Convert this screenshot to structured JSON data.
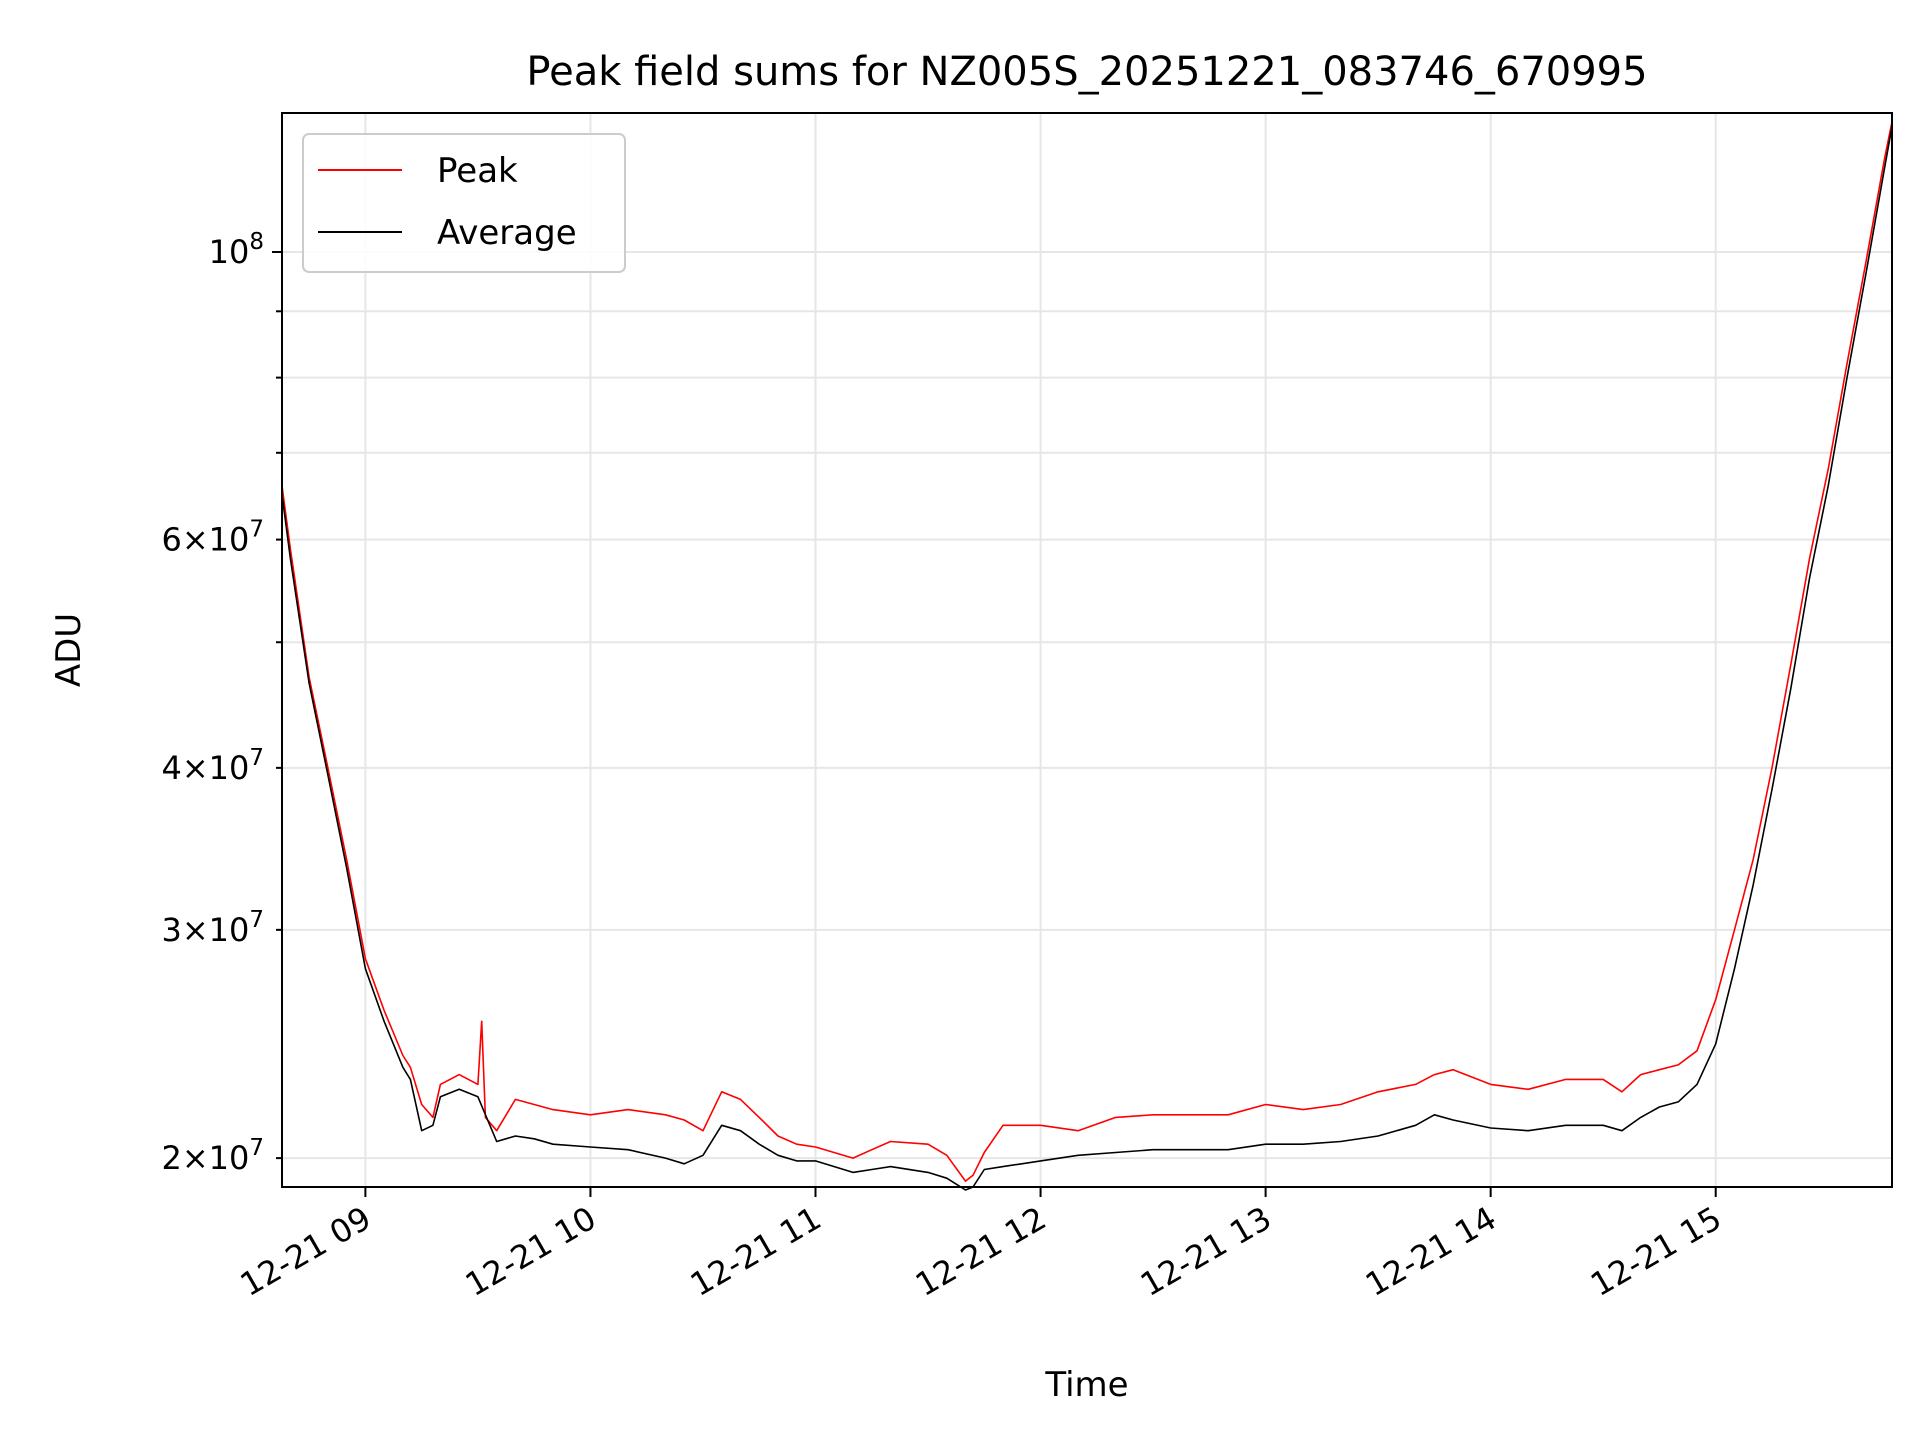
{
  "chart_data": {
    "type": "line",
    "title": "Peak field sums for NZ005S_20251221_083746_670995",
    "xlabel": "Time",
    "ylabel": "ADU",
    "yscale": "log",
    "xlim": [
      "2025-12-21 08:37:46",
      "2025-12-21 15:47:00"
    ],
    "ylim": [
      19000000,
      128000000
    ],
    "x_ticks": [
      {
        "value": "2025-12-21 09:00",
        "label": "12-21 09"
      },
      {
        "value": "2025-12-21 10:00",
        "label": "12-21 10"
      },
      {
        "value": "2025-12-21 11:00",
        "label": "12-21 11"
      },
      {
        "value": "2025-12-21 12:00",
        "label": "12-21 12"
      },
      {
        "value": "2025-12-21 13:00",
        "label": "12-21 13"
      },
      {
        "value": "2025-12-21 14:00",
        "label": "12-21 14"
      },
      {
        "value": "2025-12-21 15:00",
        "label": "12-21 15"
      }
    ],
    "y_major_ticks": [
      {
        "value": 100000000,
        "base": "10",
        "exp": "8"
      }
    ],
    "y_minor_ticks": [
      {
        "value": 20000000,
        "mant": "2",
        "base": "10",
        "exp": "7"
      },
      {
        "value": 30000000,
        "mant": "3",
        "base": "10",
        "exp": "7"
      },
      {
        "value": 40000000,
        "mant": "4",
        "base": "10",
        "exp": "7"
      },
      {
        "value": 50000000
      },
      {
        "value": 60000000,
        "mant": "6",
        "base": "10",
        "exp": "7"
      },
      {
        "value": 70000000
      },
      {
        "value": 80000000
      },
      {
        "value": 90000000
      }
    ],
    "grid": true,
    "legend_position": "top-left",
    "series": [
      {
        "name": "Peak",
        "color": "#ff0000",
        "x": [
          "2025-12-21 08:37:46",
          "2025-12-21 08:40",
          "2025-12-21 08:45",
          "2025-12-21 08:50",
          "2025-12-21 08:55",
          "2025-12-21 09:00",
          "2025-12-21 09:05",
          "2025-12-21 09:10",
          "2025-12-21 09:12",
          "2025-12-21 09:15",
          "2025-12-21 09:18",
          "2025-12-21 09:20",
          "2025-12-21 09:25",
          "2025-12-21 09:30",
          "2025-12-21 09:31",
          "2025-12-21 09:32",
          "2025-12-21 09:35",
          "2025-12-21 09:40",
          "2025-12-21 09:45",
          "2025-12-21 09:50",
          "2025-12-21 10:00",
          "2025-12-21 10:10",
          "2025-12-21 10:20",
          "2025-12-21 10:25",
          "2025-12-21 10:30",
          "2025-12-21 10:35",
          "2025-12-21 10:40",
          "2025-12-21 10:45",
          "2025-12-21 10:50",
          "2025-12-21 10:55",
          "2025-12-21 11:00",
          "2025-12-21 11:10",
          "2025-12-21 11:15",
          "2025-12-21 11:20",
          "2025-12-21 11:30",
          "2025-12-21 11:35",
          "2025-12-21 11:40",
          "2025-12-21 11:42",
          "2025-12-21 11:45",
          "2025-12-21 11:50",
          "2025-12-21 12:00",
          "2025-12-21 12:10",
          "2025-12-21 12:20",
          "2025-12-21 12:30",
          "2025-12-21 12:40",
          "2025-12-21 12:50",
          "2025-12-21 13:00",
          "2025-12-21 13:10",
          "2025-12-21 13:20",
          "2025-12-21 13:30",
          "2025-12-21 13:40",
          "2025-12-21 13:45",
          "2025-12-21 13:50",
          "2025-12-21 14:00",
          "2025-12-21 14:10",
          "2025-12-21 14:20",
          "2025-12-21 14:30",
          "2025-12-21 14:35",
          "2025-12-21 14:40",
          "2025-12-21 14:45",
          "2025-12-21 14:50",
          "2025-12-21 14:55",
          "2025-12-21 15:00",
          "2025-12-21 15:05",
          "2025-12-21 15:10",
          "2025-12-21 15:15",
          "2025-12-21 15:20",
          "2025-12-21 15:25",
          "2025-12-21 15:30",
          "2025-12-21 15:35",
          "2025-12-21 15:40",
          "2025-12-21 15:45",
          "2025-12-21 15:47"
        ],
        "y": [
          66000000,
          59000000,
          47000000,
          40000000,
          34000000,
          28500000,
          26000000,
          24000000,
          23500000,
          22000000,
          21500000,
          22800000,
          23200000,
          22800000,
          25500000,
          21500000,
          21000000,
          22200000,
          22000000,
          21800000,
          21600000,
          21800000,
          21600000,
          21400000,
          21000000,
          22500000,
          22200000,
          21500000,
          20800000,
          20500000,
          20400000,
          20000000,
          20300000,
          20600000,
          20500000,
          20100000,
          19200000,
          19400000,
          20200000,
          21200000,
          21200000,
          21000000,
          21500000,
          21600000,
          21600000,
          21600000,
          22000000,
          21800000,
          22000000,
          22500000,
          22800000,
          23200000,
          23400000,
          22800000,
          22600000,
          23000000,
          23000000,
          22500000,
          23200000,
          23400000,
          23600000,
          24200000,
          26500000,
          30000000,
          34000000,
          40000000,
          48000000,
          58000000,
          68000000,
          82000000,
          98000000,
          118000000,
          126000000
        ]
      },
      {
        "name": "Average",
        "color": "#000000",
        "x": [
          "2025-12-21 08:37:46",
          "2025-12-21 08:40",
          "2025-12-21 08:45",
          "2025-12-21 08:50",
          "2025-12-21 08:55",
          "2025-12-21 09:00",
          "2025-12-21 09:05",
          "2025-12-21 09:10",
          "2025-12-21 09:12",
          "2025-12-21 09:15",
          "2025-12-21 09:18",
          "2025-12-21 09:20",
          "2025-12-21 09:25",
          "2025-12-21 09:30",
          "2025-12-21 09:35",
          "2025-12-21 09:40",
          "2025-12-21 09:45",
          "2025-12-21 09:50",
          "2025-12-21 10:00",
          "2025-12-21 10:10",
          "2025-12-21 10:20",
          "2025-12-21 10:25",
          "2025-12-21 10:30",
          "2025-12-21 10:35",
          "2025-12-21 10:40",
          "2025-12-21 10:45",
          "2025-12-21 10:50",
          "2025-12-21 10:55",
          "2025-12-21 11:00",
          "2025-12-21 11:10",
          "2025-12-21 11:15",
          "2025-12-21 11:20",
          "2025-12-21 11:30",
          "2025-12-21 11:35",
          "2025-12-21 11:40",
          "2025-12-21 11:42",
          "2025-12-21 11:45",
          "2025-12-21 11:50",
          "2025-12-21 12:00",
          "2025-12-21 12:10",
          "2025-12-21 12:20",
          "2025-12-21 12:30",
          "2025-12-21 12:40",
          "2025-12-21 12:50",
          "2025-12-21 13:00",
          "2025-12-21 13:10",
          "2025-12-21 13:20",
          "2025-12-21 13:30",
          "2025-12-21 13:40",
          "2025-12-21 13:45",
          "2025-12-21 13:50",
          "2025-12-21 14:00",
          "2025-12-21 14:10",
          "2025-12-21 14:20",
          "2025-12-21 14:30",
          "2025-12-21 14:35",
          "2025-12-21 14:40",
          "2025-12-21 14:45",
          "2025-12-21 14:50",
          "2025-12-21 14:55",
          "2025-12-21 15:00",
          "2025-12-21 15:05",
          "2025-12-21 15:10",
          "2025-12-21 15:15",
          "2025-12-21 15:20",
          "2025-12-21 15:25",
          "2025-12-21 15:30",
          "2025-12-21 15:35",
          "2025-12-21 15:40",
          "2025-12-21 15:45",
          "2025-12-21 15:47"
        ],
        "y": [
          65000000,
          58000000,
          46500000,
          39500000,
          33500000,
          28000000,
          25500000,
          23500000,
          23000000,
          21000000,
          21200000,
          22300000,
          22600000,
          22300000,
          20600000,
          20800000,
          20700000,
          20500000,
          20400000,
          20300000,
          20000000,
          19800000,
          20100000,
          21200000,
          21000000,
          20500000,
          20100000,
          19900000,
          19900000,
          19500000,
          19600000,
          19700000,
          19500000,
          19300000,
          18900000,
          19000000,
          19600000,
          19700000,
          19900000,
          20100000,
          20200000,
          20300000,
          20300000,
          20300000,
          20500000,
          20500000,
          20600000,
          20800000,
          21200000,
          21600000,
          21400000,
          21100000,
          21000000,
          21200000,
          21200000,
          21000000,
          21500000,
          21900000,
          22100000,
          22800000,
          24500000,
          28000000,
          32500000,
          38500000,
          46000000,
          56000000,
          66000000,
          80000000,
          96000000,
          116000000,
          125000000
        ]
      }
    ]
  }
}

● ● ● ● ●

# Written exercise
A line counts if it holds the word "Peak". Work out how many lines in the listing count, and give only that number.

# Reply
2